─── Information provided

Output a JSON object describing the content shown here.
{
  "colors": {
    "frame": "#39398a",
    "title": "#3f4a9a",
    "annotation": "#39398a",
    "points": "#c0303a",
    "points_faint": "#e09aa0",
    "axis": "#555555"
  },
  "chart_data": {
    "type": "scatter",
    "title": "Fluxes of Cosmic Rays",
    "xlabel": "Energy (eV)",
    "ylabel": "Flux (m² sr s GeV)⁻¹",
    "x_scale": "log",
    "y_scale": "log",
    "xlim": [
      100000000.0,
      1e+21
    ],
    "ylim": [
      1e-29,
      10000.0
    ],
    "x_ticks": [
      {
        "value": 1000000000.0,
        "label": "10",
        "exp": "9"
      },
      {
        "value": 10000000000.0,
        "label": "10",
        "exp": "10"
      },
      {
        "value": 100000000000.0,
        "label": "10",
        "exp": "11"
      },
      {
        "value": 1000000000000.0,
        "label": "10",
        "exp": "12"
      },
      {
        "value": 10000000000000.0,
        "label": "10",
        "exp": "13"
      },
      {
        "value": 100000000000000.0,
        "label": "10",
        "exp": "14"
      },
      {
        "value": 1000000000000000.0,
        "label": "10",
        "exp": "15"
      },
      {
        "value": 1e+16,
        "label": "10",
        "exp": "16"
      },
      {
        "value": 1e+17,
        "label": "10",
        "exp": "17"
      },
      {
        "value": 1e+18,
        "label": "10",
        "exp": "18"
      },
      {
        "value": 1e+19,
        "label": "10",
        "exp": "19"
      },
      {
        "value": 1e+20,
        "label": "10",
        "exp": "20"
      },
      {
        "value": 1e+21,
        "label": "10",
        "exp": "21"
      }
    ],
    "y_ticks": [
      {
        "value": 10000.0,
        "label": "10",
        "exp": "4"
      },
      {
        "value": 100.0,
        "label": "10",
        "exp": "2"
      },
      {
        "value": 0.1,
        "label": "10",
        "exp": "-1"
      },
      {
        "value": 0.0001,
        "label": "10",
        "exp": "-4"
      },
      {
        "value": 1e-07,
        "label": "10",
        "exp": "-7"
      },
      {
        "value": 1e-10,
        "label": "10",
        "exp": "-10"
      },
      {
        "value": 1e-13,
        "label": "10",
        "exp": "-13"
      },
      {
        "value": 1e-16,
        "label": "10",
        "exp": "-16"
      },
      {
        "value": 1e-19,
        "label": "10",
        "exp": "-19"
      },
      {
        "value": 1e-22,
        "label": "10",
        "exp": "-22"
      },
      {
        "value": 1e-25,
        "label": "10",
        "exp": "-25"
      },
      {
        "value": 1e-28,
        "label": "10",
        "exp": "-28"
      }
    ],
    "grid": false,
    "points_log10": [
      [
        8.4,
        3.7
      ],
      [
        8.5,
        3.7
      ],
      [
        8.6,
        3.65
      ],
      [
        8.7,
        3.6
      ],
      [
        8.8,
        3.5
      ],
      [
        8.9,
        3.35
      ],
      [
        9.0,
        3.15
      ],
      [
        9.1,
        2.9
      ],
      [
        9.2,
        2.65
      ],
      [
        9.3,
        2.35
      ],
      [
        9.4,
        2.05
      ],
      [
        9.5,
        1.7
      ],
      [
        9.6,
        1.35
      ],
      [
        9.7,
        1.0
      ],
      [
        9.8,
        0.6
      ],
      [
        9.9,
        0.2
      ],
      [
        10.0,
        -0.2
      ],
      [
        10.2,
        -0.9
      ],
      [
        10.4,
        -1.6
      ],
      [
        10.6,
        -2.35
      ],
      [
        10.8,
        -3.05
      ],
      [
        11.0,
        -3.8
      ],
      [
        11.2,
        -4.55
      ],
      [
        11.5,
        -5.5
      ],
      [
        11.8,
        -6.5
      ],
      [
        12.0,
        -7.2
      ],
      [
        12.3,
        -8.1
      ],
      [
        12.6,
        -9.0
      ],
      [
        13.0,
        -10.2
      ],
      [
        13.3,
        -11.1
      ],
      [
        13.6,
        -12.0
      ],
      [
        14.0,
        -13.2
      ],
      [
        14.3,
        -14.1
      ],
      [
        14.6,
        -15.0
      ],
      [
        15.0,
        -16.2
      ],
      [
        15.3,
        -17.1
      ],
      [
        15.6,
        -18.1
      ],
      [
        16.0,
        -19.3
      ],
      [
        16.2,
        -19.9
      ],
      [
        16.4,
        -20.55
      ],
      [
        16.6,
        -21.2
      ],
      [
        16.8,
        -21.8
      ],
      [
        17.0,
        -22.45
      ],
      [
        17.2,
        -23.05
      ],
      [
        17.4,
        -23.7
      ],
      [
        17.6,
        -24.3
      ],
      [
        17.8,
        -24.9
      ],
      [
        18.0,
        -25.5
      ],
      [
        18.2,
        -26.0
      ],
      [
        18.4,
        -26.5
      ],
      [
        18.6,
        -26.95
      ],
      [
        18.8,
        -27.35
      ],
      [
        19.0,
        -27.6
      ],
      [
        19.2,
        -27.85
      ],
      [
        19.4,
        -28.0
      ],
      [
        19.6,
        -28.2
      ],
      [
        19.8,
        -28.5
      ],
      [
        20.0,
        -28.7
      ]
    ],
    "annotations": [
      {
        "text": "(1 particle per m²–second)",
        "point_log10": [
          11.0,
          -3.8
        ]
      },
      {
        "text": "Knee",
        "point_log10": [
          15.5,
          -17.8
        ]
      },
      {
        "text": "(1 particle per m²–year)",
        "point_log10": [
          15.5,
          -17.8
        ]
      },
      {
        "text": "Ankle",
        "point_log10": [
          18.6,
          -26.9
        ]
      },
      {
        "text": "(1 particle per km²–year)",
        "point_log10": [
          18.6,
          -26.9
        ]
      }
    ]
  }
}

──────

Repeat the records exactly, including every line.

Output a JSON object describing the content shown here.
{
  "colors": {
    "frame": "#39398a",
    "title": "#3f4a9a",
    "annotation": "#39398a",
    "points": "#c0303a",
    "points_faint": "#e09aa0",
    "axis": "#555555"
  },
  "chart_data": {
    "type": "scatter",
    "title": "Fluxes of Cosmic Rays",
    "xlabel": "Energy (eV)",
    "ylabel": "Flux (m² sr s GeV)⁻¹",
    "x_scale": "log",
    "y_scale": "log",
    "xlim": [
      100000000.0,
      1e+21
    ],
    "ylim": [
      1e-29,
      10000.0
    ],
    "x_ticks": [
      {
        "value": 1000000000.0,
        "label": "10",
        "exp": "9"
      },
      {
        "value": 10000000000.0,
        "label": "10",
        "exp": "10"
      },
      {
        "value": 100000000000.0,
        "label": "10",
        "exp": "11"
      },
      {
        "value": 1000000000000.0,
        "label": "10",
        "exp": "12"
      },
      {
        "value": 10000000000000.0,
        "label": "10",
        "exp": "13"
      },
      {
        "value": 100000000000000.0,
        "label": "10",
        "exp": "14"
      },
      {
        "value": 1000000000000000.0,
        "label": "10",
        "exp": "15"
      },
      {
        "value": 1e+16,
        "label": "10",
        "exp": "16"
      },
      {
        "value": 1e+17,
        "label": "10",
        "exp": "17"
      },
      {
        "value": 1e+18,
        "label": "10",
        "exp": "18"
      },
      {
        "value": 1e+19,
        "label": "10",
        "exp": "19"
      },
      {
        "value": 1e+20,
        "label": "10",
        "exp": "20"
      },
      {
        "value": 1e+21,
        "label": "10",
        "exp": "21"
      }
    ],
    "y_ticks": [
      {
        "value": 10000.0,
        "label": "10",
        "exp": "4"
      },
      {
        "value": 100.0,
        "label": "10",
        "exp": "2"
      },
      {
        "value": 0.1,
        "label": "10",
        "exp": "-1"
      },
      {
        "value": 0.0001,
        "label": "10",
        "exp": "-4"
      },
      {
        "value": 1e-07,
        "label": "10",
        "exp": "-7"
      },
      {
        "value": 1e-10,
        "label": "10",
        "exp": "-10"
      },
      {
        "value": 1e-13,
        "label": "10",
        "exp": "-13"
      },
      {
        "value": 1e-16,
        "label": "10",
        "exp": "-16"
      },
      {
        "value": 1e-19,
        "label": "10",
        "exp": "-19"
      },
      {
        "value": 1e-22,
        "label": "10",
        "exp": "-22"
      },
      {
        "value": 1e-25,
        "label": "10",
        "exp": "-25"
      },
      {
        "value": 1e-28,
        "label": "10",
        "exp": "-28"
      }
    ],
    "grid": false,
    "points_log10": [
      [
        8.4,
        3.7
      ],
      [
        8.5,
        3.7
      ],
      [
        8.6,
        3.65
      ],
      [
        8.7,
        3.6
      ],
      [
        8.8,
        3.5
      ],
      [
        8.9,
        3.35
      ],
      [
        9.0,
        3.15
      ],
      [
        9.1,
        2.9
      ],
      [
        9.2,
        2.65
      ],
      [
        9.3,
        2.35
      ],
      [
        9.4,
        2.05
      ],
      [
        9.5,
        1.7
      ],
      [
        9.6,
        1.35
      ],
      [
        9.7,
        1.0
      ],
      [
        9.8,
        0.6
      ],
      [
        9.9,
        0.2
      ],
      [
        10.0,
        -0.2
      ],
      [
        10.2,
        -0.9
      ],
      [
        10.4,
        -1.6
      ],
      [
        10.6,
        -2.35
      ],
      [
        10.8,
        -3.05
      ],
      [
        11.0,
        -3.8
      ],
      [
        11.2,
        -4.55
      ],
      [
        11.5,
        -5.5
      ],
      [
        11.8,
        -6.5
      ],
      [
        12.0,
        -7.2
      ],
      [
        12.3,
        -8.1
      ],
      [
        12.6,
        -9.0
      ],
      [
        13.0,
        -10.2
      ],
      [
        13.3,
        -11.1
      ],
      [
        13.6,
        -12.0
      ],
      [
        14.0,
        -13.2
      ],
      [
        14.3,
        -14.1
      ],
      [
        14.6,
        -15.0
      ],
      [
        15.0,
        -16.2
      ],
      [
        15.3,
        -17.1
      ],
      [
        15.6,
        -18.1
      ],
      [
        16.0,
        -19.3
      ],
      [
        16.2,
        -19.9
      ],
      [
        16.4,
        -20.55
      ],
      [
        16.6,
        -21.2
      ],
      [
        16.8,
        -21.8
      ],
      [
        17.0,
        -22.45
      ],
      [
        17.2,
        -23.05
      ],
      [
        17.4,
        -23.7
      ],
      [
        17.6,
        -24.3
      ],
      [
        17.8,
        -24.9
      ],
      [
        18.0,
        -25.5
      ],
      [
        18.2,
        -26.0
      ],
      [
        18.4,
        -26.5
      ],
      [
        18.6,
        -26.95
      ],
      [
        18.8,
        -27.35
      ],
      [
        19.0,
        -27.6
      ],
      [
        19.2,
        -27.85
      ],
      [
        19.4,
        -28.0
      ],
      [
        19.6,
        -28.2
      ],
      [
        19.8,
        -28.5
      ],
      [
        20.0,
        -28.7
      ]
    ],
    "annotations": [
      {
        "text": "(1 particle per m²–second)",
        "point_log10": [
          11.0,
          -3.8
        ]
      },
      {
        "text": "Knee",
        "point_log10": [
          15.5,
          -17.8
        ]
      },
      {
        "text": "(1 particle per m²–year)",
        "point_log10": [
          15.5,
          -17.8
        ]
      },
      {
        "text": "Ankle",
        "point_log10": [
          18.6,
          -26.9
        ]
      },
      {
        "text": "(1 particle per km²–year)",
        "point_log10": [
          18.6,
          -26.9
        ]
      }
    ]
  }
}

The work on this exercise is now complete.